Grilling the Cabinet

REPORTERS asked President Reagan questions for half an hour at his White House press conference this week. They raised their hands, got recognized, and put the queries; then the replies went out as news round the the world. It symbolized one of the most cherished democratic institutions.

Walter F. Mondale, former senator from Minnesota and currently an active candidate for the Democratic presidential nomination, wants to extend the system. In a book published nine years ago, ''The Accountability of Power: Toward a Responsible Presidency,'' Mr. Mondale asked why the United States did not expand the press conference. Why leave the questions just to reporters? Why shouldn't a ''question and report'' period be incorporated more closely in government; why shouldn't members of the President's Cabinet, for example, come in person before Congress itself to explain matters?

''By subjecting Cabinet officers to questioning before the entire Senate,'' Mr. Mondale proposed, ''and making this available to radio and television - a question-and-report period might force presidents to nominate stronger Cabinet officers.''

In the present lively preconvention election contest I have been surprised that Mr. Mondale's firm views on this subject have not yet been explored. If he became president, would he use them? They are a conspicuous feature of Parliament in Westminster and Ottawa. Here is what Mr. Mondale wrote in 1975:

''. . . I believe we need a question-and-report period along the lines of parliamentary practice. At present key executive branch officials do come to the Congress, but their testimony is given before committees, not before an entire body. I have sponsored legislation that would help us explore these interests by establishing a question-and-report period, available to all media, including live radio and television, during which appropriate Cabinet and other executive department officials would present themselves for questions before the full Senate and answer all questions posed by senators.''

Mr. Mondale's short book, written right after the Watergate crisis, is in a simple, direct style. ''I recently watched a question period during a session of the Canadian Parliament,'' he reports, ''and came away even more impressed by the vitality of the process.'' Points that impressed him?

SOURCE EXCERPT>
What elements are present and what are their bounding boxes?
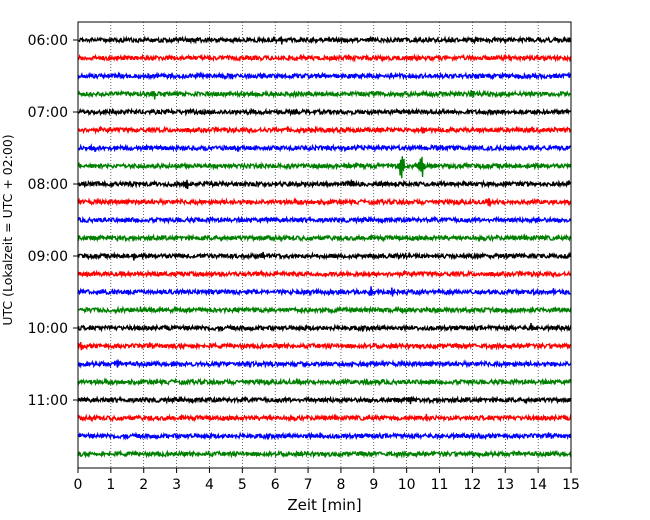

TASKS TO COMPLETE>
A: In the article on grilling the Cabinet, what is the title of the book Mondale published nine years earlier?
B: Please rewrite the paragraph of the article on grilling the Cabinet that begins "Walter F. Mondale, former senator" in fewer words, keeping its main facts.

ANSWERS FOR THIS EXERCISE>
A: "The Accountability of Power: Toward a Responsible Presidency"

B: Walter F. Mondale, a former Minnesota senator now seeking the Democratic presidential nomination, wants to extend the press conference system. In his book "The Accountability of Power: Toward a Responsible Presidency," published nine years ago, he asked why questioning should be left only to reporters. He suggested a "question and report" period in which members of the President's Cabinet would appear in person before Congress to explain matters.